Spatial annotation records.
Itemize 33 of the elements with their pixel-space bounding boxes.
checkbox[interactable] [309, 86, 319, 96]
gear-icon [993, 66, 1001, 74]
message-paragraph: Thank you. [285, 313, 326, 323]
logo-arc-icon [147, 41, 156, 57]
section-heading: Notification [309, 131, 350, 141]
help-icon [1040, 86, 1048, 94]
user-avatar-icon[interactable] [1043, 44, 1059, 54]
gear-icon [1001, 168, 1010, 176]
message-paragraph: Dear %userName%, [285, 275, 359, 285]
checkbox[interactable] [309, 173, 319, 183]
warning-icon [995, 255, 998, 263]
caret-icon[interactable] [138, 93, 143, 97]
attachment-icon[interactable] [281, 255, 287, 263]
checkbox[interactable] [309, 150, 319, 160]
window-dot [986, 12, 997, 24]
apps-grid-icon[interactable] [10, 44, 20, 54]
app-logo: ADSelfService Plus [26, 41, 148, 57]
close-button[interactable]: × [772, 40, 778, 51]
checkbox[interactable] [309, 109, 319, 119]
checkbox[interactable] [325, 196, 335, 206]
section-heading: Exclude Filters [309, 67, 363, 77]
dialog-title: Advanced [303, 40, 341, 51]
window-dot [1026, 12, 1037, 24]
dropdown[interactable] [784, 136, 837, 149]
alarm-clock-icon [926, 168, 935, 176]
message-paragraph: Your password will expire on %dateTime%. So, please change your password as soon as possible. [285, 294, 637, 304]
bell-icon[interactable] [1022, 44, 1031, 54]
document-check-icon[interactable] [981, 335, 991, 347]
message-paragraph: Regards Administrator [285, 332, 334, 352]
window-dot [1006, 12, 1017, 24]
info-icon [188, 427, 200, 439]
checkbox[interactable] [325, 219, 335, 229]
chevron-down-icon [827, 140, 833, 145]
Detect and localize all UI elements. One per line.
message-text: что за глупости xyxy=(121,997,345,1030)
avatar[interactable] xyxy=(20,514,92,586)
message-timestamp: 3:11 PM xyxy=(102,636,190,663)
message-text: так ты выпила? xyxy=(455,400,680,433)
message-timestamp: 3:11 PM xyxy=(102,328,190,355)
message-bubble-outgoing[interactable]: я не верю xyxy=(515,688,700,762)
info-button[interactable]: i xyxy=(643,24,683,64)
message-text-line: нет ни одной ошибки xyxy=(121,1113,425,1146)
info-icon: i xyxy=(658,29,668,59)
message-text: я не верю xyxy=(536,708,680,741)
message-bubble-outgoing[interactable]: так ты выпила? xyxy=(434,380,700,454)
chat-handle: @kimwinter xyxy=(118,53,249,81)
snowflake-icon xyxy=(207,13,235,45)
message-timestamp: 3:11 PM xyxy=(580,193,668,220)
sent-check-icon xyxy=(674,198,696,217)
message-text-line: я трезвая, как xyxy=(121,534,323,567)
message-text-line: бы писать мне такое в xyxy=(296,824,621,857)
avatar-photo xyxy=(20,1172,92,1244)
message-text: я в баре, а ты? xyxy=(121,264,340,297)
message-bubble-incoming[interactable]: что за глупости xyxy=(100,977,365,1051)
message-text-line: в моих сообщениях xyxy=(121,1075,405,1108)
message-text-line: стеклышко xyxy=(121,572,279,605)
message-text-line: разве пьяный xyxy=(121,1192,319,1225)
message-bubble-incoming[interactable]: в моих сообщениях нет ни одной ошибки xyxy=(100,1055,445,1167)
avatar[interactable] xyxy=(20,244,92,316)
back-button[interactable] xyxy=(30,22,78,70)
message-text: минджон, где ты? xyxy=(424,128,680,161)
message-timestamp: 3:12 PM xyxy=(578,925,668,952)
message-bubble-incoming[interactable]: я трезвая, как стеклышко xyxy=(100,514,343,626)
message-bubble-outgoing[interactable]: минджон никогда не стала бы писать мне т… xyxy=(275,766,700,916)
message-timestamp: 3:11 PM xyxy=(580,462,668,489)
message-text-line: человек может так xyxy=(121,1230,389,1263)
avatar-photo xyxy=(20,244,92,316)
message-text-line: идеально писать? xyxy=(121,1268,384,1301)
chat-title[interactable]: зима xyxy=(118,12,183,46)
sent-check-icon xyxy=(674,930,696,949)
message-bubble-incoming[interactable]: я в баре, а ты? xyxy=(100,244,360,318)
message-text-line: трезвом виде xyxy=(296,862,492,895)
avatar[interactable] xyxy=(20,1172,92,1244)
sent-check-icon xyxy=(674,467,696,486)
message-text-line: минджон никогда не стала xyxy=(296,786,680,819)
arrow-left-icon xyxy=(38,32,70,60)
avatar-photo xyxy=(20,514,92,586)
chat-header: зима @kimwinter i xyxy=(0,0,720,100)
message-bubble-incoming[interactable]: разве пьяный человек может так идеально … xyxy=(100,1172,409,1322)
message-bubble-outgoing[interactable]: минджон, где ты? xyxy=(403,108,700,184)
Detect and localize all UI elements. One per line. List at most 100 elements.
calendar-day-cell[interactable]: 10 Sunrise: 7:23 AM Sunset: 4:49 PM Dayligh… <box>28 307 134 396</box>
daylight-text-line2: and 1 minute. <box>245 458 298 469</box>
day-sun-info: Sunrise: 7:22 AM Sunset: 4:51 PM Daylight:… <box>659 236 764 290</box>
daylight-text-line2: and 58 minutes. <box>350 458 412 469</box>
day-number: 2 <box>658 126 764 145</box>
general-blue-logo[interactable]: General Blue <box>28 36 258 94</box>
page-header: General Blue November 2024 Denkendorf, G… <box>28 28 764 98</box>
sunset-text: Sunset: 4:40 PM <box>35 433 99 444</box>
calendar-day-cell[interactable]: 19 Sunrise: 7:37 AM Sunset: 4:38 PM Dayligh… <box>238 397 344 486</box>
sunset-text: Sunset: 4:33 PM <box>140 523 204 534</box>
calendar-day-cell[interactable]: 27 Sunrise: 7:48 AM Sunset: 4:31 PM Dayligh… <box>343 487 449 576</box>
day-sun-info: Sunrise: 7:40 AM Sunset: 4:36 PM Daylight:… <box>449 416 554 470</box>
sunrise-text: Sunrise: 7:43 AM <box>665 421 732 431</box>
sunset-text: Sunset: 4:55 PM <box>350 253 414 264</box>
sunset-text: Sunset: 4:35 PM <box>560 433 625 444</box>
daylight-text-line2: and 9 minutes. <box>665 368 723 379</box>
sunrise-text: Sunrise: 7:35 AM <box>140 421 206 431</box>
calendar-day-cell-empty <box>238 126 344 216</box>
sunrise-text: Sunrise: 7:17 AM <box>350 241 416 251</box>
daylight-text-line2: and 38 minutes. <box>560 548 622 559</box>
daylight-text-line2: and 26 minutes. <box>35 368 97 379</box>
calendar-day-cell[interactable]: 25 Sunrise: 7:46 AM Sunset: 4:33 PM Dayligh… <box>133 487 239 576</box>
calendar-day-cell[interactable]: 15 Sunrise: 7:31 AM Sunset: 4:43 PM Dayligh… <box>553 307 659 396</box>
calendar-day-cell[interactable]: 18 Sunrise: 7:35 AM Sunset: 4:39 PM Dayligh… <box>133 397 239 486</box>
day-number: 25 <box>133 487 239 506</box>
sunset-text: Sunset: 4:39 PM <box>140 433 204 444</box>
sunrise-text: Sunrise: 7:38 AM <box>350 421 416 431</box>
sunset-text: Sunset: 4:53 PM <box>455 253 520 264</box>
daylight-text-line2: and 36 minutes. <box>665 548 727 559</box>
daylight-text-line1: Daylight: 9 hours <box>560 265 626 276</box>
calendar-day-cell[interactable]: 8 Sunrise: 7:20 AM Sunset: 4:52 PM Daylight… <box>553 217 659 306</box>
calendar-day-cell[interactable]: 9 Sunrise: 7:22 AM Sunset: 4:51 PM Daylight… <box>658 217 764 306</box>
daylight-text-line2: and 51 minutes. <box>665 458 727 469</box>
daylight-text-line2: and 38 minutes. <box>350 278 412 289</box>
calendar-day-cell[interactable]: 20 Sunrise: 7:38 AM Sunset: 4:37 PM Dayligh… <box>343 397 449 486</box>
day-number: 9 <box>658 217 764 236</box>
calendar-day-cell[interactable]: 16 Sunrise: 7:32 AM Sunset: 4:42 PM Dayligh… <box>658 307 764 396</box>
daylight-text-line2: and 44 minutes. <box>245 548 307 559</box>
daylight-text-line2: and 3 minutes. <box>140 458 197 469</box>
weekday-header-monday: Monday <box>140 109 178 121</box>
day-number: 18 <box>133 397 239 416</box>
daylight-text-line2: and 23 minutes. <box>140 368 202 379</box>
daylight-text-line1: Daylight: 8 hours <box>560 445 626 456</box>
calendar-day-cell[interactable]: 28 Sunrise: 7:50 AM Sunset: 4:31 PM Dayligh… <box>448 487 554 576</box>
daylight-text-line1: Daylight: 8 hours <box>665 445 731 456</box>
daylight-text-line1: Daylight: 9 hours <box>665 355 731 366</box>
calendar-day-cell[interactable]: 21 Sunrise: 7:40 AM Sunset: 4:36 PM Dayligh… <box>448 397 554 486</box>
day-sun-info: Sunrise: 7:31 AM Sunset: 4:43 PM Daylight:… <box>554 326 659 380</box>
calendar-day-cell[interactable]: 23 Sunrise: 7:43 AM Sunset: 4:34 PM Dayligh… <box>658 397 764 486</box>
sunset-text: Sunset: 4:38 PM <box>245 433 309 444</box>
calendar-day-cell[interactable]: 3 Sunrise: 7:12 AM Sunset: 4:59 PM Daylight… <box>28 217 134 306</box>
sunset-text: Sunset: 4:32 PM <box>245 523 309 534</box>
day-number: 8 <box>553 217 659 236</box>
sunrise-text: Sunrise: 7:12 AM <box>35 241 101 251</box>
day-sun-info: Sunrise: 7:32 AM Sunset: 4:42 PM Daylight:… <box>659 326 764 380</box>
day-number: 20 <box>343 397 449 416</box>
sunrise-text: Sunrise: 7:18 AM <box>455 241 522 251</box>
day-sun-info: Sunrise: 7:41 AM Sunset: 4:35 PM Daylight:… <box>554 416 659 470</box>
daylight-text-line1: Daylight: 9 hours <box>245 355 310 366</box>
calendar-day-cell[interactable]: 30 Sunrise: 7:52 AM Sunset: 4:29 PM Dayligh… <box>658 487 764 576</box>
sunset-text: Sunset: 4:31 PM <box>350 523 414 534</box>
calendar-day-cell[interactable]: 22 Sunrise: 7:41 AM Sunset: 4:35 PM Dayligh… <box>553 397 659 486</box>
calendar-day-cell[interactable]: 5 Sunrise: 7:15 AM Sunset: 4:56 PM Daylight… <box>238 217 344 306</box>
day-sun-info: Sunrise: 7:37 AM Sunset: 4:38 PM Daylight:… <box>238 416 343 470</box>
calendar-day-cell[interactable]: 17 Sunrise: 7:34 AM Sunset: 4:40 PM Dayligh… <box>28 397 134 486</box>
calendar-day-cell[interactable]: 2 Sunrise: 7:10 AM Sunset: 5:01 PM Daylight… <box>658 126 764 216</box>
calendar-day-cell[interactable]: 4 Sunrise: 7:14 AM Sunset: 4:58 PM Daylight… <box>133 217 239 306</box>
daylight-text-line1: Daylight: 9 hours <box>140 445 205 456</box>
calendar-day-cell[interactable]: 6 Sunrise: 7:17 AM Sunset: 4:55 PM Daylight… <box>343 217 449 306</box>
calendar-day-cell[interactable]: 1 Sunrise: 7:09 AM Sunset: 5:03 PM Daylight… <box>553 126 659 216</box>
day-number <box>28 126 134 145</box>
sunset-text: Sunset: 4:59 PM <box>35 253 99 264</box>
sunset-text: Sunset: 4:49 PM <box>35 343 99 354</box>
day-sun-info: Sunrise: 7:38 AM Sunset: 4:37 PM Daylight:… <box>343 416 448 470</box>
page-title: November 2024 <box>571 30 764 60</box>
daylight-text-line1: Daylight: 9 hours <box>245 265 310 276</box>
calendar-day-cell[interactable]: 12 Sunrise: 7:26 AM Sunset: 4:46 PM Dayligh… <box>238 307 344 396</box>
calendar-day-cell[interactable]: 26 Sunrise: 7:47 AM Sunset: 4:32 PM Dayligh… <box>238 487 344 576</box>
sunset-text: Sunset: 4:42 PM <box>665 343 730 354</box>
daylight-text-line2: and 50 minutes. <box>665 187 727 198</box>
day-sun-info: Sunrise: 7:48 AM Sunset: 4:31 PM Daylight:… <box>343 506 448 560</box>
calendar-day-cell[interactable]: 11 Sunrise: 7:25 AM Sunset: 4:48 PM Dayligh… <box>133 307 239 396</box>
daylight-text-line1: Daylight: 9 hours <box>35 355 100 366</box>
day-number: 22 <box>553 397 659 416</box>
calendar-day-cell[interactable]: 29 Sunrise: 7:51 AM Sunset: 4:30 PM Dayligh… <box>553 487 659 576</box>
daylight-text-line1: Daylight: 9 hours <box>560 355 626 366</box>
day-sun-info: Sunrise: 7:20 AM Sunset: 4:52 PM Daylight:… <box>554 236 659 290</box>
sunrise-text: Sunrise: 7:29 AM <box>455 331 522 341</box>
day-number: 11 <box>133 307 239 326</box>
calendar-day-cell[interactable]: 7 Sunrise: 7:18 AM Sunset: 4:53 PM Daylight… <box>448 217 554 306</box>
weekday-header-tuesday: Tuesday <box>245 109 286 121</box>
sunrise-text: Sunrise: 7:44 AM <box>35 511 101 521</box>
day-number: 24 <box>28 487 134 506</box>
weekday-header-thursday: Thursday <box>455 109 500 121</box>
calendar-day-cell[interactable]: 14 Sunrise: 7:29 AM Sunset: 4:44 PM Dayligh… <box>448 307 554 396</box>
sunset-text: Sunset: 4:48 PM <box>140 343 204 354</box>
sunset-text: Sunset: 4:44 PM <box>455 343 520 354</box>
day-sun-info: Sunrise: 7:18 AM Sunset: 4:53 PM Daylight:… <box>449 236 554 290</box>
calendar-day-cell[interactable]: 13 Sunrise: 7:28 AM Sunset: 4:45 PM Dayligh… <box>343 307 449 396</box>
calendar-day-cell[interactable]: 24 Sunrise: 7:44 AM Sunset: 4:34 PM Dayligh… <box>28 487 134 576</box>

Task description. Present the lines from the beginning of the records through the one containing "message-text: я не", both included, as a numbered list. Omit any blank lines.

Exercise answer.
1. Itemize 33 of the elements with their pixel-space bounding boxes.
2. checkbox[interactable] [309, 86, 319, 96]
3. gear-icon [993, 66, 1001, 74]
4. message-paragraph: Thank you. [285, 313, 326, 323]
5. logo-arc-icon [147, 41, 156, 57]
6. section-heading: Notification [309, 131, 350, 141]
7. help-icon [1040, 86, 1048, 94]
8. user-avatar-icon[interactable] [1043, 44, 1059, 54]
9. gear-icon [1001, 168, 1010, 176]
10. message-paragraph: Dear %userName%, [285, 275, 359, 285]
11. checkbox[interactable] [309, 173, 319, 183]
12. warning-icon [995, 255, 998, 263]
13. caret-icon[interactable] [138, 93, 143, 97]
14. attachment-icon[interactable] [281, 255, 287, 263]
15. checkbox[interactable] [309, 150, 319, 160]
16. window-dot [986, 12, 997, 24]
17. apps-grid-icon[interactable] [10, 44, 20, 54]
18. app-logo: ADSelfService Plus [26, 41, 148, 57]
19. close-button[interactable]: × [772, 40, 778, 51]
20. checkbox[interactable] [309, 109, 319, 119]
21. checkbox[interactable] [325, 196, 335, 206]
22. section-heading: Exclude Filters [309, 67, 363, 77]
23. dialog-title: Advanced [303, 40, 341, 51]
24. window-dot [1026, 12, 1037, 24]
25. dropdown[interactable] [784, 136, 837, 149]
26. alarm-clock-icon [926, 168, 935, 176]
27. message-paragraph: Your password will expire on %dateTime%. So, please change your password as soon as possible. [285, 294, 637, 304]
28. bell-icon[interactable] [1022, 44, 1031, 54]
29. document-check-icon[interactable] [981, 335, 991, 347]
30. message-paragraph: Regards Administrator [285, 332, 334, 352]
31. window-dot [1006, 12, 1017, 24]
32. info-icon [188, 427, 200, 439]
33. checkbox[interactable] [325, 219, 335, 229]
34. chevron-down-icon [827, 140, 833, 145]
35. Detect and localize all UI elements. One per line.
36. message-text: что за глупости xyxy=(121,997,345,1030)
37. avatar[interactable] xyxy=(20,514,92,586)
38. message-timestamp: 3:11 PM xyxy=(102,636,190,663)
39. message-text: так ты выпила? xyxy=(455,400,680,433)
40. message-timestamp: 3:11 PM xyxy=(102,328,190,355)
41. message-bubble-outgoing[interactable]: я не верю xyxy=(515,688,700,762)
42. info-button[interactable]: i xyxy=(643,24,683,64)
43. message-text-line: нет ни одной ошибки xyxy=(121,1113,425,1146)
44. info-icon: i xyxy=(658,29,668,59)
45. message-text: я не верю xyxy=(536,708,680,741)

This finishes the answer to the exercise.